• BRIEF:
Repeat every line from the line containing "Transcribe this image's" to the end of the data, exactly. Leave the pictures out.
++++++++
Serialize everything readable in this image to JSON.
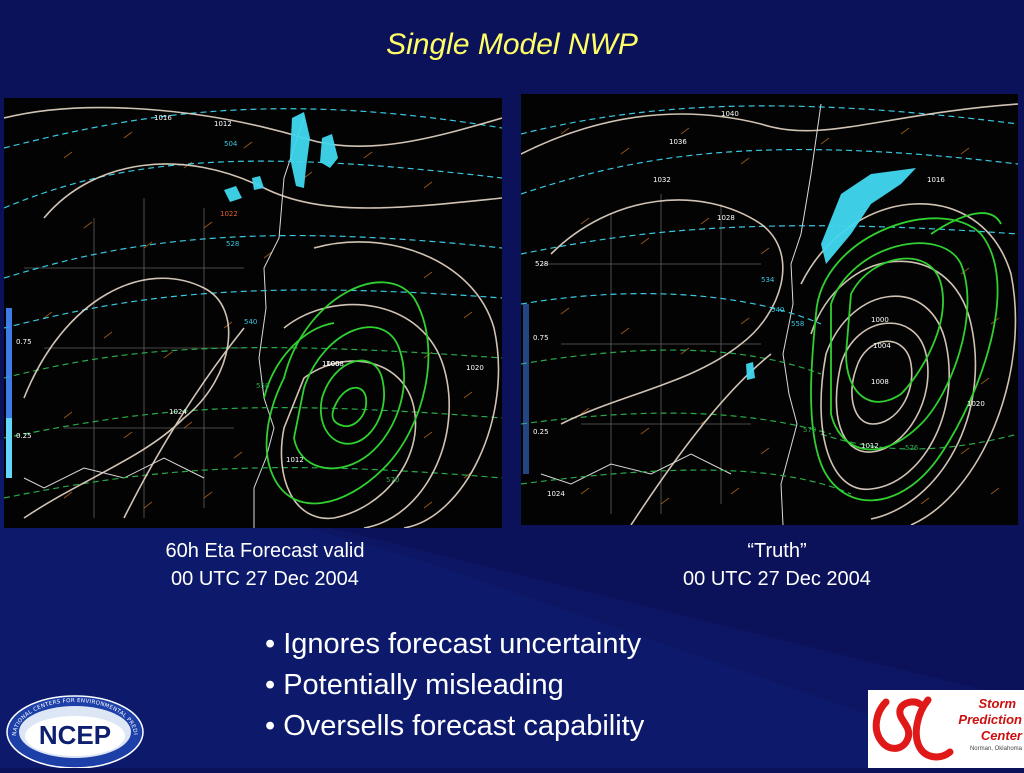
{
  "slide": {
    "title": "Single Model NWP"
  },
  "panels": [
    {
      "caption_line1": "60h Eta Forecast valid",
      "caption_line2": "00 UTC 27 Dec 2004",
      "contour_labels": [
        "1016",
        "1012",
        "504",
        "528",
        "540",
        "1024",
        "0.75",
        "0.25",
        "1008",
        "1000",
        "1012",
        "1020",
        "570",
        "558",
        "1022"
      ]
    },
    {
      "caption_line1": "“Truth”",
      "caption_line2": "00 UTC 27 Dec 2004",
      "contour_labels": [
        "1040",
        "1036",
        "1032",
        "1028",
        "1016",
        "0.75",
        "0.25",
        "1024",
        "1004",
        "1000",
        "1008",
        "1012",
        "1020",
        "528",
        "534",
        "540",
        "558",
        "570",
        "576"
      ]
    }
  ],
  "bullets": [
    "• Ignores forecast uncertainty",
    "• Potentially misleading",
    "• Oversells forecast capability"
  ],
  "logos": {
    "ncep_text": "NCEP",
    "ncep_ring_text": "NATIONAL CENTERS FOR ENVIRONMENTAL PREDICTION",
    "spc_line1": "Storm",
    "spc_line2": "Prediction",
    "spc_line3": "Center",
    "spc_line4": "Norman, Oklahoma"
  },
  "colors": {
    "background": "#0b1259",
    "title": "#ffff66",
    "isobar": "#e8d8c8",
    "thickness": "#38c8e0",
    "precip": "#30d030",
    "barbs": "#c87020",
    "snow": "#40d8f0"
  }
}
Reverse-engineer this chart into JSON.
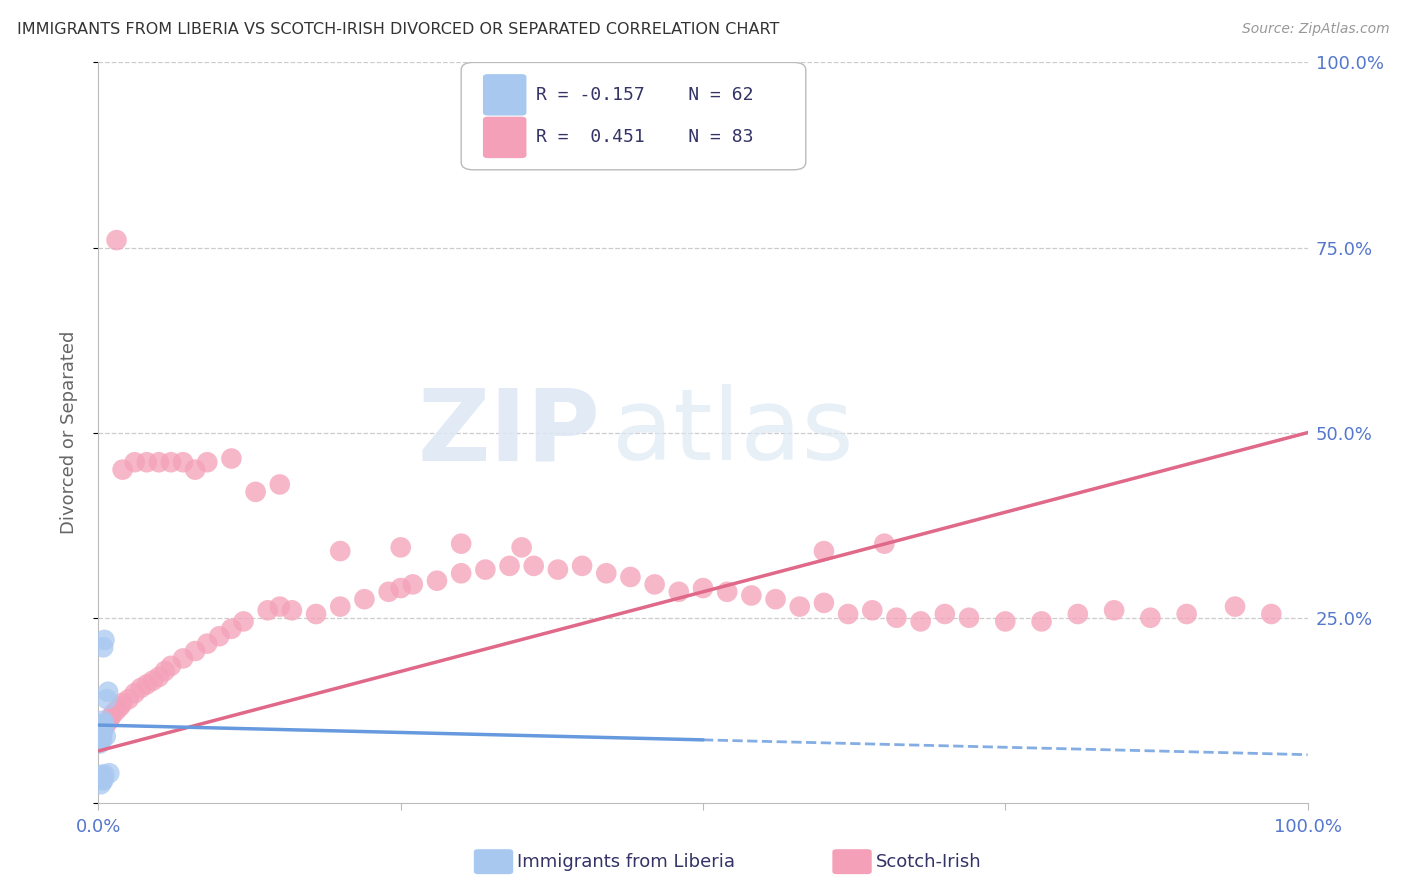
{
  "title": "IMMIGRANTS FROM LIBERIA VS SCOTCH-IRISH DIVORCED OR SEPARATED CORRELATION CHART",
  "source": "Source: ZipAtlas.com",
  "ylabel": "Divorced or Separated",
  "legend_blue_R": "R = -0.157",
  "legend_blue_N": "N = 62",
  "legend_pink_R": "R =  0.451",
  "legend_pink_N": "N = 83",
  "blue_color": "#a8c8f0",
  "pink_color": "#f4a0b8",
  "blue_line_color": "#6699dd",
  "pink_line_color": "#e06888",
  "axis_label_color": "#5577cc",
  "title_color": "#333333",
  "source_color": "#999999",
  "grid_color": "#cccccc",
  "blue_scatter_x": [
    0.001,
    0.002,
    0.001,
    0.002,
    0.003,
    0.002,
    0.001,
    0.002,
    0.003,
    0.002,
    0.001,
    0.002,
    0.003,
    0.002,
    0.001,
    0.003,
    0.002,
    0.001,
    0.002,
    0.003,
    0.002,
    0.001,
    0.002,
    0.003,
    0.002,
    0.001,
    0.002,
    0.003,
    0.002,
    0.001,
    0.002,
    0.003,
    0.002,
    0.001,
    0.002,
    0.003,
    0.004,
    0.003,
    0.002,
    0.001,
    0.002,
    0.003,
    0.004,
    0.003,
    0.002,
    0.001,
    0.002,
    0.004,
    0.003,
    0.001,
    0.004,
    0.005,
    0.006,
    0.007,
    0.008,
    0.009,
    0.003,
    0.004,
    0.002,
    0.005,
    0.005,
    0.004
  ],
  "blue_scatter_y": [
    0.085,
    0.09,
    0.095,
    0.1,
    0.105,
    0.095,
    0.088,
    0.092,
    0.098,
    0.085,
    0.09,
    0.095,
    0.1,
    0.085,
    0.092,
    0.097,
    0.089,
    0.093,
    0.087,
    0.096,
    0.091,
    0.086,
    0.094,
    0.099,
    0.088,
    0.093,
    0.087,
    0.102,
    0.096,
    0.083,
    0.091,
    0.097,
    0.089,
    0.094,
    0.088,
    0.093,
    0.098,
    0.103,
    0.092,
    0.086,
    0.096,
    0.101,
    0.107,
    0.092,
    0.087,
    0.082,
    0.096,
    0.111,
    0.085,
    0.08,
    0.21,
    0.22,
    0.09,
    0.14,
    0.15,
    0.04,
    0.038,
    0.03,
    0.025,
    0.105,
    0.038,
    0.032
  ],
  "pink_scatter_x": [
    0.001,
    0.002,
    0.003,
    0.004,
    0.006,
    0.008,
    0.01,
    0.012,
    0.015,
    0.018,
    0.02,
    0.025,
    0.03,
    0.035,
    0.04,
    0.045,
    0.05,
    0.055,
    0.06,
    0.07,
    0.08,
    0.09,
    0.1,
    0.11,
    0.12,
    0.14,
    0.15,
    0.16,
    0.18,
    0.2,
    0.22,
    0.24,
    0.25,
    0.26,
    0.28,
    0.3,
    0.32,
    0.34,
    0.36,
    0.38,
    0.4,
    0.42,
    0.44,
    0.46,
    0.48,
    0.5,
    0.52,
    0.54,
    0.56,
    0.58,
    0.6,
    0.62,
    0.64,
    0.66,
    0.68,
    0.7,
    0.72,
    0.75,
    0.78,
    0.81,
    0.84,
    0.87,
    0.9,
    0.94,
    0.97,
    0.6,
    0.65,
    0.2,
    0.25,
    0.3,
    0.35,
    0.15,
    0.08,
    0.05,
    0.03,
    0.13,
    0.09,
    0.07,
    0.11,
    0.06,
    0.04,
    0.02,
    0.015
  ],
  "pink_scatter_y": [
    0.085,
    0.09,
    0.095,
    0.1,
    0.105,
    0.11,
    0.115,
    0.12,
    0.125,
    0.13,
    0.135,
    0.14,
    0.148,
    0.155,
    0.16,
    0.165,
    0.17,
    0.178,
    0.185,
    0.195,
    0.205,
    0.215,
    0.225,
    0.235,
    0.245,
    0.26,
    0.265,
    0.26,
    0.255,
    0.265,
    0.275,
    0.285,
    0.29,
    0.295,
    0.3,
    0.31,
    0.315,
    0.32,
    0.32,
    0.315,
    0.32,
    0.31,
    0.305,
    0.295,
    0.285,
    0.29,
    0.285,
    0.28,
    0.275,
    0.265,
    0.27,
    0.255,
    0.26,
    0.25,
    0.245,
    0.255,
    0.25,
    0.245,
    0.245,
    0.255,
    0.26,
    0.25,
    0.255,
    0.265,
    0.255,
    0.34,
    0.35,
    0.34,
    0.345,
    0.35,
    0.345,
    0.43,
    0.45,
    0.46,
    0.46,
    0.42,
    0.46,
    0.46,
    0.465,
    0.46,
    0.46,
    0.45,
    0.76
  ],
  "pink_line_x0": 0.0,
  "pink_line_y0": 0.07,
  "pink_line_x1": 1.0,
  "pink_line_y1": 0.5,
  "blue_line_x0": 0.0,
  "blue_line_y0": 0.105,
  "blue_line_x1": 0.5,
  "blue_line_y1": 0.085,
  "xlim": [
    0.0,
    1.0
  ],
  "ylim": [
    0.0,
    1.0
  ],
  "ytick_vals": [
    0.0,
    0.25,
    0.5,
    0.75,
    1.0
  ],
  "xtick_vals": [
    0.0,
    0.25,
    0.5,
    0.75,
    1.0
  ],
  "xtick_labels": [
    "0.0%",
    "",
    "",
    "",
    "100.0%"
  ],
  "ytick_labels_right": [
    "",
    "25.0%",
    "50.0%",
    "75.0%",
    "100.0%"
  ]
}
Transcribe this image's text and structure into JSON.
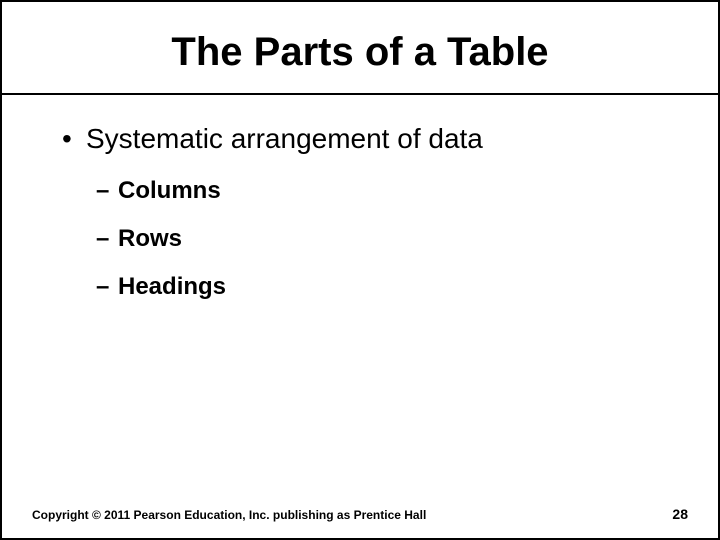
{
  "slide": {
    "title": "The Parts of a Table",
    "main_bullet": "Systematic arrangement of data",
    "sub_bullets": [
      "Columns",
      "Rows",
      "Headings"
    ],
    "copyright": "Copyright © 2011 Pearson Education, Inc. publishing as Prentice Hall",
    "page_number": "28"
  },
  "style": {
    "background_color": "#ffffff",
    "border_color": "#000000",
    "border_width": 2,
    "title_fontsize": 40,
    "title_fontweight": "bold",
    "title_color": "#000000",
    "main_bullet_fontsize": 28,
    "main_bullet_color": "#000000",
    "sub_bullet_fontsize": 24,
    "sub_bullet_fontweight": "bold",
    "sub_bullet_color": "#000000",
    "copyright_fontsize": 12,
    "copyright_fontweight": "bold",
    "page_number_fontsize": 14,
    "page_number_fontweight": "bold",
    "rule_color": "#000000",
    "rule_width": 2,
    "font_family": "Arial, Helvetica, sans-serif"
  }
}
++++++++
• OUTPUT FOR THIS TASK:
Transcribe this image's text and structure into JSON.
{
  "slide": {
    "title": "The Parts of a Table",
    "main_bullet": "Systematic arrangement of data",
    "sub_bullets": [
      "Columns",
      "Rows",
      "Headings"
    ],
    "copyright": "Copyright © 2011 Pearson Education, Inc. publishing as Prentice Hall",
    "page_number": "28"
  },
  "style": {
    "background_color": "#ffffff",
    "border_color": "#000000",
    "border_width": 2,
    "title_fontsize": 40,
    "title_fontweight": "bold",
    "title_color": "#000000",
    "main_bullet_fontsize": 28,
    "main_bullet_color": "#000000",
    "sub_bullet_fontsize": 24,
    "sub_bullet_fontweight": "bold",
    "sub_bullet_color": "#000000",
    "copyright_fontsize": 12,
    "copyright_fontweight": "bold",
    "page_number_fontsize": 14,
    "page_number_fontweight": "bold",
    "rule_color": "#000000",
    "rule_width": 2,
    "font_family": "Arial, Helvetica, sans-serif"
  }
}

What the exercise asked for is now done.